Structured figure records
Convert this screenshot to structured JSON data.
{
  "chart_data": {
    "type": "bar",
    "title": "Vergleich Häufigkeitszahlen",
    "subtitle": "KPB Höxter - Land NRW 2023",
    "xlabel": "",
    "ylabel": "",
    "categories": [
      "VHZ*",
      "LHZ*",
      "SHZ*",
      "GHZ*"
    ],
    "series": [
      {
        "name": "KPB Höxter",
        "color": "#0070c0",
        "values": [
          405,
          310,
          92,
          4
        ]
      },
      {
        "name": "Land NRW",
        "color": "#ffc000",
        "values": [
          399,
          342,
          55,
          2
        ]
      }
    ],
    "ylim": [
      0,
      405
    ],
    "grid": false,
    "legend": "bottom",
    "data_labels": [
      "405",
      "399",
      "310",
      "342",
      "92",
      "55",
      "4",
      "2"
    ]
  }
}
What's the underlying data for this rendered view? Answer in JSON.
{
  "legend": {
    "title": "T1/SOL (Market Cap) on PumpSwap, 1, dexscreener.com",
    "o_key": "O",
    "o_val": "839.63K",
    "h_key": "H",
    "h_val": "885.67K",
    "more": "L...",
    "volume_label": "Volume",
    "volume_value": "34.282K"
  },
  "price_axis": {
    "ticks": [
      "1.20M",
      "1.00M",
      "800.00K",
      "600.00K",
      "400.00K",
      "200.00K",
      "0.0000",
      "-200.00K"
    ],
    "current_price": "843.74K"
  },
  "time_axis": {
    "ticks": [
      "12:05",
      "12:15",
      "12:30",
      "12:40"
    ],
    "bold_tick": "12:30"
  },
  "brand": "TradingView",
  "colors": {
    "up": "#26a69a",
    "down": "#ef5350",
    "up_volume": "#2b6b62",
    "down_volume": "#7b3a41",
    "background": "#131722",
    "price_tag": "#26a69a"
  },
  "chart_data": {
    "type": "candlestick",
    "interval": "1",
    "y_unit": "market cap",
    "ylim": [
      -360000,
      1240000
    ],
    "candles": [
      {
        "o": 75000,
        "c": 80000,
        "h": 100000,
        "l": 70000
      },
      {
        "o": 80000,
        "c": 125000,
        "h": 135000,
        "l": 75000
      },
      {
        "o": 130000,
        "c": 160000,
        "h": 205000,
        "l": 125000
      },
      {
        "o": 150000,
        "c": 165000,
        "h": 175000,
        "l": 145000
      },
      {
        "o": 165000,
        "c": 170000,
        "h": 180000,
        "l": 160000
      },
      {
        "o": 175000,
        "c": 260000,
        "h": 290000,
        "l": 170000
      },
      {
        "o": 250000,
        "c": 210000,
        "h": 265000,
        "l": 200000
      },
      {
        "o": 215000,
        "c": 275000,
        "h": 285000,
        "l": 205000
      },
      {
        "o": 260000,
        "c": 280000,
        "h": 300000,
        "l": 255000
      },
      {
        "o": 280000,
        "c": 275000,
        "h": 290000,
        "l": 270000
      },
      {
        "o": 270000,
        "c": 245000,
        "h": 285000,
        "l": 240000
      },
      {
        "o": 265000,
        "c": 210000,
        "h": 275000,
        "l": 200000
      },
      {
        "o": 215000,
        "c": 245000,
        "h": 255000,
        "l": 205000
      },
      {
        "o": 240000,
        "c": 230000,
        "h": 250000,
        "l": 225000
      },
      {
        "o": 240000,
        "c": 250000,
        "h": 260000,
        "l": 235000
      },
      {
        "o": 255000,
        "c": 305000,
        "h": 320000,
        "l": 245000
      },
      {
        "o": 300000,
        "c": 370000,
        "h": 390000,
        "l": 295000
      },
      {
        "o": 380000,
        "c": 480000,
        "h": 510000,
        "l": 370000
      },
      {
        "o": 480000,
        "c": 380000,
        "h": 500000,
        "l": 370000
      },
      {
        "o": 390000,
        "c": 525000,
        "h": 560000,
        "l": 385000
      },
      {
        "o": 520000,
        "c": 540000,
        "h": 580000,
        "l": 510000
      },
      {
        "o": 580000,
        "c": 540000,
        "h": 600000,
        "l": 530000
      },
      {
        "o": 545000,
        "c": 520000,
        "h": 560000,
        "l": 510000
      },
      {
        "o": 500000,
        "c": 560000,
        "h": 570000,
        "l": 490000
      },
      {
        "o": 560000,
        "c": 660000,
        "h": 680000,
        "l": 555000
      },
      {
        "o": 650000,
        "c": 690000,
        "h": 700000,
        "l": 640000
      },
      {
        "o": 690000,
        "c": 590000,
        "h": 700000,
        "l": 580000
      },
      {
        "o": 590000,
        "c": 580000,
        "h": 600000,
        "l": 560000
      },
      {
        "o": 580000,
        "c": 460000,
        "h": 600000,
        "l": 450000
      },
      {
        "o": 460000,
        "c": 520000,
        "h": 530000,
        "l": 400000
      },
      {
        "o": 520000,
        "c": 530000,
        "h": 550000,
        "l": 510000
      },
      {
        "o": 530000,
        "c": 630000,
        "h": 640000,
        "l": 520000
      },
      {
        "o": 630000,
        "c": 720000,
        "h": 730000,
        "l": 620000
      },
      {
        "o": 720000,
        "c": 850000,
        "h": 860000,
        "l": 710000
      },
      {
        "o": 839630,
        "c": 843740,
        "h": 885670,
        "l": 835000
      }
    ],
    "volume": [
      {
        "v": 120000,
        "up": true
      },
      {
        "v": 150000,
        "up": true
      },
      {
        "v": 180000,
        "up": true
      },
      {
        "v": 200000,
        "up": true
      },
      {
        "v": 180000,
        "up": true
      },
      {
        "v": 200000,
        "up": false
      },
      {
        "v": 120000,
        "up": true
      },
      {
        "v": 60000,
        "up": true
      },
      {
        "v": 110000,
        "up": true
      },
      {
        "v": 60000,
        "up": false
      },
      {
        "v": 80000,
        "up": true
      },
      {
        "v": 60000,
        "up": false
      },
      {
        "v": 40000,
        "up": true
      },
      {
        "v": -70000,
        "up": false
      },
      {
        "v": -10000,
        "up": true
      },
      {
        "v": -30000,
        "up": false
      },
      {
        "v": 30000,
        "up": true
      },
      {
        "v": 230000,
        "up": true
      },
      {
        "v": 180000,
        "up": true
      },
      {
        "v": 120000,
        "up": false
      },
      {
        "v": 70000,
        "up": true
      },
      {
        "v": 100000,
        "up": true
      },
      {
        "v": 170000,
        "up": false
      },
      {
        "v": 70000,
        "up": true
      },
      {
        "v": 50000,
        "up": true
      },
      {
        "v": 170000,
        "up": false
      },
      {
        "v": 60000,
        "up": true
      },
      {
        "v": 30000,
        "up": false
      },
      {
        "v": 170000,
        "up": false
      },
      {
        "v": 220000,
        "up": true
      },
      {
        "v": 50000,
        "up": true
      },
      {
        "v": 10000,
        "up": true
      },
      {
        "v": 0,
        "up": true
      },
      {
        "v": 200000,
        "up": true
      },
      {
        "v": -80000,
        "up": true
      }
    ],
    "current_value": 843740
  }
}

**STATED GOAL**
Pull out and copy each line containing the string "Höxter".

**RESPONSE TO THIS TASK**
    "subtitle": "KPB Höxter - Land NRW 2023",
        "name": "KPB Höxter",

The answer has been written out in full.